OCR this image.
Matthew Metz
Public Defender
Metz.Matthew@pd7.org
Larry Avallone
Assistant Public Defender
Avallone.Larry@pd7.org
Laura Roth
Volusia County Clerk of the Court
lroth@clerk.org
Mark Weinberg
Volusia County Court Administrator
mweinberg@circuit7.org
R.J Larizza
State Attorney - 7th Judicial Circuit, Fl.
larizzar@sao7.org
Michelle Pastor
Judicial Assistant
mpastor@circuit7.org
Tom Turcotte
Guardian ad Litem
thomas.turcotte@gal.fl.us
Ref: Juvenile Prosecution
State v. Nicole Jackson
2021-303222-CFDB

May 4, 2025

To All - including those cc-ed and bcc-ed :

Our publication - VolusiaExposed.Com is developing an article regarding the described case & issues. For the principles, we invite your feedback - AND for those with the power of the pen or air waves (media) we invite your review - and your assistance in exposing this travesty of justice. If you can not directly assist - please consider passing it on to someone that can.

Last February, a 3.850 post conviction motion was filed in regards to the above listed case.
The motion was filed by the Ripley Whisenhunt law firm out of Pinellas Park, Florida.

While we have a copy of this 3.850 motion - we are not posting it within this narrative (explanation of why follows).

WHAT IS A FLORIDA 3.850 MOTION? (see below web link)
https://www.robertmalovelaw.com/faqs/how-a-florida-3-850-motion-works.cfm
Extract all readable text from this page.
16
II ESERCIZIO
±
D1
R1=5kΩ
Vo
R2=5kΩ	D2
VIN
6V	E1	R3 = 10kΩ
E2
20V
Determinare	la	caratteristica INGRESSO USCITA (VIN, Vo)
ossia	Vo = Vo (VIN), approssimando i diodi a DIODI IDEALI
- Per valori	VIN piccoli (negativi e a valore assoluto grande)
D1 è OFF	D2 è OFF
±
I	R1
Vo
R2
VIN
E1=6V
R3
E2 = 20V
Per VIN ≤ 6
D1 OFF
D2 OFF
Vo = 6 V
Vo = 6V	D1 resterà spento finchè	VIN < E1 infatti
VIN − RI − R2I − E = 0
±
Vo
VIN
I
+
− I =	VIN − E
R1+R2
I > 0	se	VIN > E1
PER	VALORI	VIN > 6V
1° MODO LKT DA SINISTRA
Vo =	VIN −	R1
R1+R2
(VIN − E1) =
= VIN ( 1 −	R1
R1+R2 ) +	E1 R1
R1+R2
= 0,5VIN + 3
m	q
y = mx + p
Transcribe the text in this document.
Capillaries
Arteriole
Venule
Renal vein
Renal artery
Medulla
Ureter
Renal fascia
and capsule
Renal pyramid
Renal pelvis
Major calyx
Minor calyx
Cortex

=== TASK DIRECTIONS ===
Repeat the entries exactly, all of them.

=== FINISHED ANSWER ===
OCR this image.
Matthew Metz
Public Defender
Metz.Matthew@pd7.org
Larry Avallone
Assistant Public Defender
Avallone.Larry@pd7.org
Laura Roth
Volusia County Clerk of the Court
lroth@clerk.org
Mark Weinberg
Volusia County Court Administrator
mweinberg@circuit7.org
R.J Larizza
State Attorney - 7th Judicial Circuit, Fl.
larizzar@sao7.org
Michelle Pastor
Judicial Assistant
mpastor@circuit7.org
Tom Turcotte
Guardian ad Litem
thomas.turcotte@gal.fl.us
Ref: Juvenile Prosecution
State v. Nicole Jackson
2021-303222-CFDB

May 4, 2025

To All - including those cc-ed and bcc-ed :

Our publication - VolusiaExposed.Com is developing an article regarding the described case & issues. For the principles, we invite your feedback - AND for those with the power of the pen or air waves (media) we invite your review - and your assistance in exposing this travesty of justice. If you can not directly assist - please consider passing it on to someone that can.

Last February, a 3.850 post conviction motion was filed in regards to the above listed case.
The motion was filed by the Ripley Whisenhunt law firm out of Pinellas Park, Florida.

While we have a copy of this 3.850 motion - we are not posting it within this narrative (explanation of why follows).

WHAT IS A FLORIDA 3.850 MOTION? (see below web link)
https://www.robertmalovelaw.com/faqs/how-a-florida-3-850-motion-works.cfm
Extract all readable text from this page.
16
II ESERCIZIO
±
D1
R1=5kΩ
Vo
R2=5kΩ	D2
VIN
6V	E1	R3 = 10kΩ
E2
20V
Determinare	la	caratteristica INGRESSO USCITA (VIN, Vo)
ossia	Vo = Vo (VIN), approssimando i diodi a DIODI IDEALI
- Per valori	VIN piccoli (negativi e a valore assoluto grande)
D1 è OFF	D2 è OFF
±
I	R1
Vo
R2
VIN
E1=6V
R3
E2 = 20V
Per VIN ≤ 6
D1 OFF
D2 OFF
Vo = 6 V
Vo = 6V	D1 resterà spento finchè	VIN < E1 infatti
VIN − RI − R2I − E = 0
±
Vo
VIN
I
+
− I =	VIN − E
R1+R2
I > 0	se	VIN > E1
PER	VALORI	VIN > 6V
1° MODO LKT DA SINISTRA
Vo =	VIN −	R1
R1+R2
(VIN − E1) =
= VIN ( 1 −	R1
R1+R2 ) +	E1 R1
R1+R2
= 0,5VIN + 3
m	q
y = mx + p
Transcribe the text in this document.
Capillaries
Arteriole
Venule
Renal vein
Renal artery
Medulla
Ureter
Renal fascia
and capsule
Renal pyramid
Renal pelvis
Major calyx
Minor calyx
Cortex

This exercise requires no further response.